(Lines of data)

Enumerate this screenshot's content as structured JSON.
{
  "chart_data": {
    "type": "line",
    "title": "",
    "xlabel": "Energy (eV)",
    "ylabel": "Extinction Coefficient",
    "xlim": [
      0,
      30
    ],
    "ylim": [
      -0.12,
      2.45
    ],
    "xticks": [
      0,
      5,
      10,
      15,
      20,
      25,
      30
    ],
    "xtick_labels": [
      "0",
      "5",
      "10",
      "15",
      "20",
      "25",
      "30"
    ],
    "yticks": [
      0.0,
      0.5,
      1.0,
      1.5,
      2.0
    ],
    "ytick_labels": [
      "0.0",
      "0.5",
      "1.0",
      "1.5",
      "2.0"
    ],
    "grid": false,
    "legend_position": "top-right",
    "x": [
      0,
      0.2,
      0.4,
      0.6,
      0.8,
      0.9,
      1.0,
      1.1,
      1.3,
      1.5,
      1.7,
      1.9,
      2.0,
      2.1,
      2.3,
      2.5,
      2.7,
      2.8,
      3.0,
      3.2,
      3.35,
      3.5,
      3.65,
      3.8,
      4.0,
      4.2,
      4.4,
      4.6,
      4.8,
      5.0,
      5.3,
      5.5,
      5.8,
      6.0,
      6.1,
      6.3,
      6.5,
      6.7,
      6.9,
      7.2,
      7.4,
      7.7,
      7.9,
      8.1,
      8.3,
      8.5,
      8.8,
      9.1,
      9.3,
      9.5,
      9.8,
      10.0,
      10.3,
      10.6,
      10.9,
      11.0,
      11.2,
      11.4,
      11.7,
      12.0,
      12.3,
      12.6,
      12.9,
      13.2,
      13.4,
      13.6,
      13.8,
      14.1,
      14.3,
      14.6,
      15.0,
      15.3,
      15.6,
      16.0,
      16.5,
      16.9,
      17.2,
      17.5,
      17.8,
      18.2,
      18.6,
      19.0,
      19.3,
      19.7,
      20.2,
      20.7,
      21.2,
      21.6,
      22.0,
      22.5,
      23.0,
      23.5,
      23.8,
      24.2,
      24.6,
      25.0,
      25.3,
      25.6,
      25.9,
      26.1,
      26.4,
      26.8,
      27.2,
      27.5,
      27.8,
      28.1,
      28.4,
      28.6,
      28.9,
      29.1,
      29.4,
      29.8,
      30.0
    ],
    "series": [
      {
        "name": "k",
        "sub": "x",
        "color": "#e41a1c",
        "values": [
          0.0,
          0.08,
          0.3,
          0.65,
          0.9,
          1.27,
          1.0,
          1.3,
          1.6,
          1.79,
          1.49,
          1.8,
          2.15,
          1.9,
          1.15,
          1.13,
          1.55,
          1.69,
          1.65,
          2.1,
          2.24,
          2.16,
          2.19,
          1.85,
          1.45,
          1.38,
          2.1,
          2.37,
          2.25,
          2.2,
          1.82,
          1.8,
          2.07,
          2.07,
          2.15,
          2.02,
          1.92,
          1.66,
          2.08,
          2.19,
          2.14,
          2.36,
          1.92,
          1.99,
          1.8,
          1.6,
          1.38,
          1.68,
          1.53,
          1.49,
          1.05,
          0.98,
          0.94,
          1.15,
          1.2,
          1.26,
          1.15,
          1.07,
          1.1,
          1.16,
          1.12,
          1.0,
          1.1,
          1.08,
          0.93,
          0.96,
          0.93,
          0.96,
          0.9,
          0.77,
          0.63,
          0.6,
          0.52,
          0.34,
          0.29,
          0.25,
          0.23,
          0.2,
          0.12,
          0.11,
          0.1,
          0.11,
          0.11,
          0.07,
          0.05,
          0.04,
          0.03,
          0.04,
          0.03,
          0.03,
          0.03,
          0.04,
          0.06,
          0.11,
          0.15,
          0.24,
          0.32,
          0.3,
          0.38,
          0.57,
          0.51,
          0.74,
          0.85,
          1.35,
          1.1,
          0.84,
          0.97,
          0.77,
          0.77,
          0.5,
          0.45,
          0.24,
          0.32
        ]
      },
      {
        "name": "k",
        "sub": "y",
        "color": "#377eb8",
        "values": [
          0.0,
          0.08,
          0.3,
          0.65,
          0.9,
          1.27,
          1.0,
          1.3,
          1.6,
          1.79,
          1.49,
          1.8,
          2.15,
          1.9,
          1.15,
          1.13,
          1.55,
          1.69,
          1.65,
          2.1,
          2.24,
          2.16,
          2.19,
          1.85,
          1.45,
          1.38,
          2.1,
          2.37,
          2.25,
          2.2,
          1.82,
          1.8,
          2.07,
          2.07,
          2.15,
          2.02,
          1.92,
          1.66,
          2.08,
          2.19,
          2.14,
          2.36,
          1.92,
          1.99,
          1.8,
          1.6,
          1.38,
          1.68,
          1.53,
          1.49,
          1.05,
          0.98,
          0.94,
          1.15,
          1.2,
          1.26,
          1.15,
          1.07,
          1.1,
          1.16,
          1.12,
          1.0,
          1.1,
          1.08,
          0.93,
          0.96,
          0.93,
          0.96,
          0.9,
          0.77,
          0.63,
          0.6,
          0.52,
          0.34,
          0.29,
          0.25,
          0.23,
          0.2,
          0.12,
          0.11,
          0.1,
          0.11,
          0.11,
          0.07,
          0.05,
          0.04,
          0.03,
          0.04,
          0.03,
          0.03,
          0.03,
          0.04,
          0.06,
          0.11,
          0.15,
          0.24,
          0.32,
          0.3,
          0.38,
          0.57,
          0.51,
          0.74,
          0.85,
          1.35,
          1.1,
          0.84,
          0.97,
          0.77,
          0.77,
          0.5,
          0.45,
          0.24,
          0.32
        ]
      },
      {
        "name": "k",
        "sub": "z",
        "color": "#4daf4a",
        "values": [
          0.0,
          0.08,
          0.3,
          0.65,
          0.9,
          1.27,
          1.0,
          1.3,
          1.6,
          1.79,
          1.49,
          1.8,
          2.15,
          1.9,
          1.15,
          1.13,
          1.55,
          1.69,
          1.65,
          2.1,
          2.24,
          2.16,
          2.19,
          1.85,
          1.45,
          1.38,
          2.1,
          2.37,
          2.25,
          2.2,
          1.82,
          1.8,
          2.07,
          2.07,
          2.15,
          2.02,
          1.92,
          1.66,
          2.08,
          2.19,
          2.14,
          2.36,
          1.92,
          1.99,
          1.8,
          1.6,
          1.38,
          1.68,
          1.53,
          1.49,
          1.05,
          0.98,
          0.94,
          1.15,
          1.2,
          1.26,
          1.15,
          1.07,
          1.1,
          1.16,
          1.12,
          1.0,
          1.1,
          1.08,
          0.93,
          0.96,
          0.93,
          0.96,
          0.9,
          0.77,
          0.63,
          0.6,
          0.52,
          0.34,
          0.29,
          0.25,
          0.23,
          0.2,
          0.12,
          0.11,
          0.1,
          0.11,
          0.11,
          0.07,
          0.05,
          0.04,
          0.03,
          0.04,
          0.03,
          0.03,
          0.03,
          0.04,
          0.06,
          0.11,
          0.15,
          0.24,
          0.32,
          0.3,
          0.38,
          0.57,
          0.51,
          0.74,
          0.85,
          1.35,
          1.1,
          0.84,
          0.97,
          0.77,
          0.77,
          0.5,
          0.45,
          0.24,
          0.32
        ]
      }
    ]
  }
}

*INSTRUCTIONS TO FOLLOW*.
Output an exact copy of each record.

*TASK SOLUTION*.
Enumerate this screenshot's content as structured JSON.
{
  "chart_data": {
    "type": "line",
    "title": "",
    "xlabel": "Energy (eV)",
    "ylabel": "Extinction Coefficient",
    "xlim": [
      0,
      30
    ],
    "ylim": [
      -0.12,
      2.45
    ],
    "xticks": [
      0,
      5,
      10,
      15,
      20,
      25,
      30
    ],
    "xtick_labels": [
      "0",
      "5",
      "10",
      "15",
      "20",
      "25",
      "30"
    ],
    "yticks": [
      0.0,
      0.5,
      1.0,
      1.5,
      2.0
    ],
    "ytick_labels": [
      "0.0",
      "0.5",
      "1.0",
      "1.5",
      "2.0"
    ],
    "grid": false,
    "legend_position": "top-right",
    "x": [
      0,
      0.2,
      0.4,
      0.6,
      0.8,
      0.9,
      1.0,
      1.1,
      1.3,
      1.5,
      1.7,
      1.9,
      2.0,
      2.1,
      2.3,
      2.5,
      2.7,
      2.8,
      3.0,
      3.2,
      3.35,
      3.5,
      3.65,
      3.8,
      4.0,
      4.2,
      4.4,
      4.6,
      4.8,
      5.0,
      5.3,
      5.5,
      5.8,
      6.0,
      6.1,
      6.3,
      6.5,
      6.7,
      6.9,
      7.2,
      7.4,
      7.7,
      7.9,
      8.1,
      8.3,
      8.5,
      8.8,
      9.1,
      9.3,
      9.5,
      9.8,
      10.0,
      10.3,
      10.6,
      10.9,
      11.0,
      11.2,
      11.4,
      11.7,
      12.0,
      12.3,
      12.6,
      12.9,
      13.2,
      13.4,
      13.6,
      13.8,
      14.1,
      14.3,
      14.6,
      15.0,
      15.3,
      15.6,
      16.0,
      16.5,
      16.9,
      17.2,
      17.5,
      17.8,
      18.2,
      18.6,
      19.0,
      19.3,
      19.7,
      20.2,
      20.7,
      21.2,
      21.6,
      22.0,
      22.5,
      23.0,
      23.5,
      23.8,
      24.2,
      24.6,
      25.0,
      25.3,
      25.6,
      25.9,
      26.1,
      26.4,
      26.8,
      27.2,
      27.5,
      27.8,
      28.1,
      28.4,
      28.6,
      28.9,
      29.1,
      29.4,
      29.8,
      30.0
    ],
    "series": [
      {
        "name": "k",
        "sub": "x",
        "color": "#e41a1c",
        "values": [
          0.0,
          0.08,
          0.3,
          0.65,
          0.9,
          1.27,
          1.0,
          1.3,
          1.6,
          1.79,
          1.49,
          1.8,
          2.15,
          1.9,
          1.15,
          1.13,
          1.55,
          1.69,
          1.65,
          2.1,
          2.24,
          2.16,
          2.19,
          1.85,
          1.45,
          1.38,
          2.1,
          2.37,
          2.25,
          2.2,
          1.82,
          1.8,
          2.07,
          2.07,
          2.15,
          2.02,
          1.92,
          1.66,
          2.08,
          2.19,
          2.14,
          2.36,
          1.92,
          1.99,
          1.8,
          1.6,
          1.38,
          1.68,
          1.53,
          1.49,
          1.05,
          0.98,
          0.94,
          1.15,
          1.2,
          1.26,
          1.15,
          1.07,
          1.1,
          1.16,
          1.12,
          1.0,
          1.1,
          1.08,
          0.93,
          0.96,
          0.93,
          0.96,
          0.9,
          0.77,
          0.63,
          0.6,
          0.52,
          0.34,
          0.29,
          0.25,
          0.23,
          0.2,
          0.12,
          0.11,
          0.1,
          0.11,
          0.11,
          0.07,
          0.05,
          0.04,
          0.03,
          0.04,
          0.03,
          0.03,
          0.03,
          0.04,
          0.06,
          0.11,
          0.15,
          0.24,
          0.32,
          0.3,
          0.38,
          0.57,
          0.51,
          0.74,
          0.85,
          1.35,
          1.1,
          0.84,
          0.97,
          0.77,
          0.77,
          0.5,
          0.45,
          0.24,
          0.32
        ]
      },
      {
        "name": "k",
        "sub": "y",
        "color": "#377eb8",
        "values": [
          0.0,
          0.08,
          0.3,
          0.65,
          0.9,
          1.27,
          1.0,
          1.3,
          1.6,
          1.79,
          1.49,
          1.8,
          2.15,
          1.9,
          1.15,
          1.13,
          1.55,
          1.69,
          1.65,
          2.1,
          2.24,
          2.16,
          2.19,
          1.85,
          1.45,
          1.38,
          2.1,
          2.37,
          2.25,
          2.2,
          1.82,
          1.8,
          2.07,
          2.07,
          2.15,
          2.02,
          1.92,
          1.66,
          2.08,
          2.19,
          2.14,
          2.36,
          1.92,
          1.99,
          1.8,
          1.6,
          1.38,
          1.68,
          1.53,
          1.49,
          1.05,
          0.98,
          0.94,
          1.15,
          1.2,
          1.26,
          1.15,
          1.07,
          1.1,
          1.16,
          1.12,
          1.0,
          1.1,
          1.08,
          0.93,
          0.96,
          0.93,
          0.96,
          0.9,
          0.77,
          0.63,
          0.6,
          0.52,
          0.34,
          0.29,
          0.25,
          0.23,
          0.2,
          0.12,
          0.11,
          0.1,
          0.11,
          0.11,
          0.07,
          0.05,
          0.04,
          0.03,
          0.04,
          0.03,
          0.03,
          0.03,
          0.04,
          0.06,
          0.11,
          0.15,
          0.24,
          0.32,
          0.3,
          0.38,
          0.57,
          0.51,
          0.74,
          0.85,
          1.35,
          1.1,
          0.84,
          0.97,
          0.77,
          0.77,
          0.5,
          0.45,
          0.24,
          0.32
        ]
      },
      {
        "name": "k",
        "sub": "z",
        "color": "#4daf4a",
        "values": [
          0.0,
          0.08,
          0.3,
          0.65,
          0.9,
          1.27,
          1.0,
          1.3,
          1.6,
          1.79,
          1.49,
          1.8,
          2.15,
          1.9,
          1.15,
          1.13,
          1.55,
          1.69,
          1.65,
          2.1,
          2.24,
          2.16,
          2.19,
          1.85,
          1.45,
          1.38,
          2.1,
          2.37,
          2.25,
          2.2,
          1.82,
          1.8,
          2.07,
          2.07,
          2.15,
          2.02,
          1.92,
          1.66,
          2.08,
          2.19,
          2.14,
          2.36,
          1.92,
          1.99,
          1.8,
          1.6,
          1.38,
          1.68,
          1.53,
          1.49,
          1.05,
          0.98,
          0.94,
          1.15,
          1.2,
          1.26,
          1.15,
          1.07,
          1.1,
          1.16,
          1.12,
          1.0,
          1.1,
          1.08,
          0.93,
          0.96,
          0.93,
          0.96,
          0.9,
          0.77,
          0.63,
          0.6,
          0.52,
          0.34,
          0.29,
          0.25,
          0.23,
          0.2,
          0.12,
          0.11,
          0.1,
          0.11,
          0.11,
          0.07,
          0.05,
          0.04,
          0.03,
          0.04,
          0.03,
          0.03,
          0.03,
          0.04,
          0.06,
          0.11,
          0.15,
          0.24,
          0.32,
          0.3,
          0.38,
          0.57,
          0.51,
          0.74,
          0.85,
          1.35,
          1.1,
          0.84,
          0.97,
          0.77,
          0.77,
          0.5,
          0.45,
          0.24,
          0.32
        ]
      }
    ]
  }
}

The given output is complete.